- **Objective**
Starting at the top of the listing and stopping after the line containing "bubble-name-finland: Finland <box>447", write those lines out again with "EU-landen" swapped for "EU-lidstaten" and everything else left unchanged.

[Data entries]
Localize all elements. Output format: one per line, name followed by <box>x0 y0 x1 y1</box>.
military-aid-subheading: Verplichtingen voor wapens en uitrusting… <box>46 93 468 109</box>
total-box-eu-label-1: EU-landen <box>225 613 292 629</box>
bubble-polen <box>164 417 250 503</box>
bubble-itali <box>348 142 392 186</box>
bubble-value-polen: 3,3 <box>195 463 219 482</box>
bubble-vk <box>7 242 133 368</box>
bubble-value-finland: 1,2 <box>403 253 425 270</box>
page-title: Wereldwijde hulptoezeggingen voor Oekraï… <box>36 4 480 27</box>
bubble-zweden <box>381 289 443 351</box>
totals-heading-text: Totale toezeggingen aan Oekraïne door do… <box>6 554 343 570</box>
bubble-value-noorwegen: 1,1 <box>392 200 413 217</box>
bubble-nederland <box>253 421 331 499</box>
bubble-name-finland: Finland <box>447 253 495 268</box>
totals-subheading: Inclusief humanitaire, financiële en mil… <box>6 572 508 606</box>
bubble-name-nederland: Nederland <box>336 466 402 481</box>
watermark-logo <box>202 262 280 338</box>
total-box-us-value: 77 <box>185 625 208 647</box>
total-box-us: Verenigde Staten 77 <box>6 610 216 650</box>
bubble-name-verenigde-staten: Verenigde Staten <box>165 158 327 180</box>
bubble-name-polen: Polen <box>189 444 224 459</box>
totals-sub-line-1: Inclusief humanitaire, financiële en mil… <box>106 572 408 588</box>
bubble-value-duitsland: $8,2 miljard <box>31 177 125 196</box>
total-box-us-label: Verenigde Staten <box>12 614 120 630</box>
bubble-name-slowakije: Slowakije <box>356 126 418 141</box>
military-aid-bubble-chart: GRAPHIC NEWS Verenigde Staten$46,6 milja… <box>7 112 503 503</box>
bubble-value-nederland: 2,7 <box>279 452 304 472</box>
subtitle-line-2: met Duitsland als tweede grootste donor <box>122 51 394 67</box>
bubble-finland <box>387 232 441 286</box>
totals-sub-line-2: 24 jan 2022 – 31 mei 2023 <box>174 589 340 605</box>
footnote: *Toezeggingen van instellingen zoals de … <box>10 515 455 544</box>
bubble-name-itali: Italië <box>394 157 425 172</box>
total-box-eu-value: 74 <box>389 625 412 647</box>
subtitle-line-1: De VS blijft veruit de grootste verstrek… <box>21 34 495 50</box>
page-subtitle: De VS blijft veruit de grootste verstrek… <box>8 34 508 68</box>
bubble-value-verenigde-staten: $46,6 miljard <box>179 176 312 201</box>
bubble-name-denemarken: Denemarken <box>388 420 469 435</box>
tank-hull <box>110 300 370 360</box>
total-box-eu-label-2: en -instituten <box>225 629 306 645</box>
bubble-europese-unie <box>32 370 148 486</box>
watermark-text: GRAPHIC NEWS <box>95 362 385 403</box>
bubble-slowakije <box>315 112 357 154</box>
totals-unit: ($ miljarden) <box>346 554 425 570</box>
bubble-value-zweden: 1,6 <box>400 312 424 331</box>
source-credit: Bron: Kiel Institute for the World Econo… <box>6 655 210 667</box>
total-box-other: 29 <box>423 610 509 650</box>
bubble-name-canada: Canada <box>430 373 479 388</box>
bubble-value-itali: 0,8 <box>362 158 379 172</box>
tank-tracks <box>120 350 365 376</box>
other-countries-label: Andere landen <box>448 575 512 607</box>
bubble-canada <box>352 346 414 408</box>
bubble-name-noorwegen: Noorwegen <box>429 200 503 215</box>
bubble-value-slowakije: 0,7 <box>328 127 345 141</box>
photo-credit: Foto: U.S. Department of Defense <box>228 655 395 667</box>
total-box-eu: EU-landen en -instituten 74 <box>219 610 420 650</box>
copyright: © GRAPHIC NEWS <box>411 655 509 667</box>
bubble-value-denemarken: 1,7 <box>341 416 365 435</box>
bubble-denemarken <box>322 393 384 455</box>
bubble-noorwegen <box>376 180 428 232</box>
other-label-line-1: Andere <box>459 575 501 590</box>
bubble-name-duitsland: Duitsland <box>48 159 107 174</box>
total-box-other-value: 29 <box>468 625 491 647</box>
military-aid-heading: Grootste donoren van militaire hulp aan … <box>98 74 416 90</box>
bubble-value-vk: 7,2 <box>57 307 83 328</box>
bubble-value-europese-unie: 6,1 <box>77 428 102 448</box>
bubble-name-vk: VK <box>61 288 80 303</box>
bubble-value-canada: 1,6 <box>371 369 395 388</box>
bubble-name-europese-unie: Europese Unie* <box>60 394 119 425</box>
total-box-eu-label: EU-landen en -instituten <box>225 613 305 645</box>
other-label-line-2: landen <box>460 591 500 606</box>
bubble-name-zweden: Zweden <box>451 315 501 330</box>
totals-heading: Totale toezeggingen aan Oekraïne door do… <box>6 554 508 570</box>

- **Output of the task**
Localize all elements. Output format: one per line, name followed by <box>x0 y0 x1 y1</box>.
military-aid-subheading: Verplichtingen voor wapens en uitrusting… <box>46 93 468 109</box>
total-box-eu-label-1: EU-lidstaten <box>225 613 292 629</box>
bubble-polen <box>164 417 250 503</box>
bubble-itali <box>348 142 392 186</box>
bubble-value-polen: 3,3 <box>195 463 219 482</box>
bubble-vk <box>7 242 133 368</box>
bubble-value-finland: 1,2 <box>403 253 425 270</box>
page-title: Wereldwijde hulptoezeggingen voor Oekraï… <box>36 4 480 27</box>
bubble-zweden <box>381 289 443 351</box>
totals-heading-text: Totale toezeggingen aan Oekraïne door do… <box>6 554 343 570</box>
bubble-value-noorwegen: 1,1 <box>392 200 413 217</box>
bubble-nederland <box>253 421 331 499</box>
bubble-name-finland: Finland <box>447 253 495 268</box>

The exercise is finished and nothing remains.